◆ What you are asked to do ◆
What follows is a set of records; repeat all of them exactly.

-- start of Data for this task --

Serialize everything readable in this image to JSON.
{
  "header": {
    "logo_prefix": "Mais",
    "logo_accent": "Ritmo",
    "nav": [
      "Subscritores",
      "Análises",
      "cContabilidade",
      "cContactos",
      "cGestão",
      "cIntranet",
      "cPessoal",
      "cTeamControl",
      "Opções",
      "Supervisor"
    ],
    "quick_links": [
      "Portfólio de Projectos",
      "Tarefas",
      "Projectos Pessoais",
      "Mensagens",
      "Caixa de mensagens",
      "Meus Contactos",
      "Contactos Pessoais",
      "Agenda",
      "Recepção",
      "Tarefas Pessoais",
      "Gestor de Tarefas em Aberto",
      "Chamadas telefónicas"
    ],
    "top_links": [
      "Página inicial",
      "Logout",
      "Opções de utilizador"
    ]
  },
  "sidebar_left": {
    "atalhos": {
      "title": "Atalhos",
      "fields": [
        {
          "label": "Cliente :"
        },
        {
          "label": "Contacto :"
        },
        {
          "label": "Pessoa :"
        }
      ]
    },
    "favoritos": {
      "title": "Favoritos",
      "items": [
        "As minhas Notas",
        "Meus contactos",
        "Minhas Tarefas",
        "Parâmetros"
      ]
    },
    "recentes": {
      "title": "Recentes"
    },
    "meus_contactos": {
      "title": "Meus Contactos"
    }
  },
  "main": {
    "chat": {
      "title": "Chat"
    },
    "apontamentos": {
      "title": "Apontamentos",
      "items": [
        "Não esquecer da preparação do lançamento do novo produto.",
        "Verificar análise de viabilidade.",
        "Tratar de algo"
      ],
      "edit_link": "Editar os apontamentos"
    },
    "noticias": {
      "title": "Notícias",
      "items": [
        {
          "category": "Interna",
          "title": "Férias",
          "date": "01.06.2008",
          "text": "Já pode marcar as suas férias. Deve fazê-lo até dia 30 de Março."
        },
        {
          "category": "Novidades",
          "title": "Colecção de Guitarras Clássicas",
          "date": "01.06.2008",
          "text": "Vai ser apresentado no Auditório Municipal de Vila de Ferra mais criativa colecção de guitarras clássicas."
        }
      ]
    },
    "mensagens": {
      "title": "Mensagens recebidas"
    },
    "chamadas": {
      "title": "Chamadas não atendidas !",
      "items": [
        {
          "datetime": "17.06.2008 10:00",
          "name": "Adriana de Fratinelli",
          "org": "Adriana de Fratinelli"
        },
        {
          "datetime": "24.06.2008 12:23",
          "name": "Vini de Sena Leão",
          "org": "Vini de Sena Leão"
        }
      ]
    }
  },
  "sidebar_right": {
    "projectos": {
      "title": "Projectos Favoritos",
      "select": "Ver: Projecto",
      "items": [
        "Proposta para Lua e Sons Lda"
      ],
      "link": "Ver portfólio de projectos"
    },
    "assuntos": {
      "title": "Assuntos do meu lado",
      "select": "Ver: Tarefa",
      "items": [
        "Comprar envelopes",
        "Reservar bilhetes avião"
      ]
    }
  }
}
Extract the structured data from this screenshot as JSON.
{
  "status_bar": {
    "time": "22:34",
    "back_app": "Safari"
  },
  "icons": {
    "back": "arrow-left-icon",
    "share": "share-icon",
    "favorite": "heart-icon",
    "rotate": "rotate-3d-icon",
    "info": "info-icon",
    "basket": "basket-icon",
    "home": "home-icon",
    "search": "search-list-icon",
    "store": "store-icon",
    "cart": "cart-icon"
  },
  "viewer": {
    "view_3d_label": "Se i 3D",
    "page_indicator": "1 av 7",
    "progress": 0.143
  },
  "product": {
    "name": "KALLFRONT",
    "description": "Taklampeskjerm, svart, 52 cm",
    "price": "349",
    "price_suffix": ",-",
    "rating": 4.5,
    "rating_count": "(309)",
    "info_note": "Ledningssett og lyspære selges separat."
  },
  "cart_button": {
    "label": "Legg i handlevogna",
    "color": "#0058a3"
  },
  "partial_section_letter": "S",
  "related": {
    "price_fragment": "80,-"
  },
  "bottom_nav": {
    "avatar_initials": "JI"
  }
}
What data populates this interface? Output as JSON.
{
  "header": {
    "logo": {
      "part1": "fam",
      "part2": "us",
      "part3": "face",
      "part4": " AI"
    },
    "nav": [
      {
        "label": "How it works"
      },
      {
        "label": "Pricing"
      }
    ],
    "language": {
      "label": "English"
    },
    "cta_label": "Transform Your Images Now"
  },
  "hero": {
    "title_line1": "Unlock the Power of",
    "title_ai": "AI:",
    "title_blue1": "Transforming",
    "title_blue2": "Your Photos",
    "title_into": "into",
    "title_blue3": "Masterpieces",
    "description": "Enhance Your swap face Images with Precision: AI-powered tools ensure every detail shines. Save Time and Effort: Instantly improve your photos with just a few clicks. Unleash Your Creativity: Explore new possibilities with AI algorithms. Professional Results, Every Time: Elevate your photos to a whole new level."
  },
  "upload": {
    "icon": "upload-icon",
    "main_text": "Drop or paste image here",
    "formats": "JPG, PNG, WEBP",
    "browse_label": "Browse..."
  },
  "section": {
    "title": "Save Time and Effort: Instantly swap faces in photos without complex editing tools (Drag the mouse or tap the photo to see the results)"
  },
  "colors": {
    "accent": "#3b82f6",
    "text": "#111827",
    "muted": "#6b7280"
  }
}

-- end of Data for this task --

◆ Response below ◆
Serialize everything readable in this image to JSON.
{
  "header": {
    "logo_prefix": "Mais",
    "logo_accent": "Ritmo",
    "nav": [
      "Subscritores",
      "Análises",
      "cContabilidade",
      "cContactos",
      "cGestão",
      "cIntranet",
      "cPessoal",
      "cTeamControl",
      "Opções",
      "Supervisor"
    ],
    "quick_links": [
      "Portfólio de Projectos",
      "Tarefas",
      "Projectos Pessoais",
      "Mensagens",
      "Caixa de mensagens",
      "Meus Contactos",
      "Contactos Pessoais",
      "Agenda",
      "Recepção",
      "Tarefas Pessoais",
      "Gestor de Tarefas em Aberto",
      "Chamadas telefónicas"
    ],
    "top_links": [
      "Página inicial",
      "Logout",
      "Opções de utilizador"
    ]
  },
  "sidebar_left": {
    "atalhos": {
      "title": "Atalhos",
      "fields": [
        {
          "label": "Cliente :"
        },
        {
          "label": "Contacto :"
        },
        {
          "label": "Pessoa :"
        }
      ]
    },
    "favoritos": {
      "title": "Favoritos",
      "items": [
        "As minhas Notas",
        "Meus contactos",
        "Minhas Tarefas",
        "Parâmetros"
      ]
    },
    "recentes": {
      "title": "Recentes"
    },
    "meus_contactos": {
      "title": "Meus Contactos"
    }
  },
  "main": {
    "chat": {
      "title": "Chat"
    },
    "apontamentos": {
      "title": "Apontamentos",
      "items": [
        "Não esquecer da preparação do lançamento do novo produto.",
        "Verificar análise de viabilidade.",
        "Tratar de algo"
      ],
      "edit_link": "Editar os apontamentos"
    },
    "noticias": {
      "title": "Notícias",
      "items": [
        {
          "category": "Interna",
          "title": "Férias",
          "date": "01.06.2008",
          "text": "Já pode marcar as suas férias. Deve fazê-lo até dia 30 de Março."
        },
        {
          "category": "Novidades",
          "title": "Colecção de Guitarras Clássicas",
          "date": "01.06.2008",
          "text": "Vai ser apresentado no Auditório Municipal de Vila de Ferra mais criativa colecção de guitarras clássicas."
        }
      ]
    },
    "mensagens": {
      "title": "Mensagens recebidas"
    },
    "chamadas": {
      "title": "Chamadas não atendidas !",
      "items": [
        {
          "datetime": "17.06.2008 10:00",
          "name": "Adriana de Fratinelli",
          "org": "Adriana de Fratinelli"
        },
        {
          "datetime": "24.06.2008 12:23",
          "name": "Vini de Sena Leão",
          "org": "Vini de Sena Leão"
        }
      ]
    }
  },
  "sidebar_right": {
    "projectos": {
      "title": "Projectos Favoritos",
      "select": "Ver: Projecto",
      "items": [
        "Proposta para Lua e Sons Lda"
      ],
      "link": "Ver portfólio de projectos"
    },
    "assuntos": {
      "title": "Assuntos do meu lado",
      "select": "Ver: Tarefa",
      "items": [
        "Comprar envelopes",
        "Reservar bilhetes avião"
      ]
    }
  }
}
Extract the structured data from this screenshot as JSON.
{
  "status_bar": {
    "time": "22:34",
    "back_app": "Safari"
  },
  "icons": {
    "back": "arrow-left-icon",
    "share": "share-icon",
    "favorite": "heart-icon",
    "rotate": "rotate-3d-icon",
    "info": "info-icon",
    "basket": "basket-icon",
    "home": "home-icon",
    "search": "search-list-icon",
    "store": "store-icon",
    "cart": "cart-icon"
  },
  "viewer": {
    "view_3d_label": "Se i 3D",
    "page_indicator": "1 av 7",
    "progress": 0.143
  },
  "product": {
    "name": "KALLFRONT",
    "description": "Taklampeskjerm, svart, 52 cm",
    "price": "349",
    "price_suffix": ",-",
    "rating": 4.5,
    "rating_count": "(309)",
    "info_note": "Ledningssett og lyspære selges separat."
  },
  "cart_button": {
    "label": "Legg i handlevogna",
    "color": "#0058a3"
  },
  "partial_section_letter": "S",
  "related": {
    "price_fragment": "80,-"
  },
  "bottom_nav": {
    "avatar_initials": "JI"
  }
}
What data populates this interface? Output as JSON.
{
  "header": {
    "logo": {
      "part1": "fam",
      "part2": "us",
      "part3": "face",
      "part4": " AI"
    },
    "nav": [
      {
        "label": "How it works"
      },
      {
        "label": "Pricing"
      }
    ],
    "language": {
      "label": "English"
    },
    "cta_label": "Transform Your Images Now"
  },
  "hero": {
    "title_line1": "Unlock the Power of",
    "title_ai": "AI:",
    "title_blue1": "Transforming",
    "title_blue2": "Your Photos",
    "title_into": "into",
    "title_blue3": "Masterpieces",
    "description": "Enhance Your swap face Images with Precision: AI-powered tools ensure every detail shines. Save Time and Effort: Instantly improve your photos with just a few clicks. Unleash Your Creativity: Explore new possibilities with AI algorithms. Professional Results, Every Time: Elevate your photos to a whole new level."
  },
  "upload": {
    "icon": "upload-icon",
    "main_text": "Drop or paste image here",
    "formats": "JPG, PNG, WEBP",
    "browse_label": "Browse..."
  },
  "section": {
    "title": "Save Time and Effort: Instantly swap faces in photos without complex editing tools (Drag the mouse or tap the photo to see the results)"
  },
  "colors": {
    "accent": "#3b82f6",
    "text": "#111827",
    "muted": "#6b7280"
  }
}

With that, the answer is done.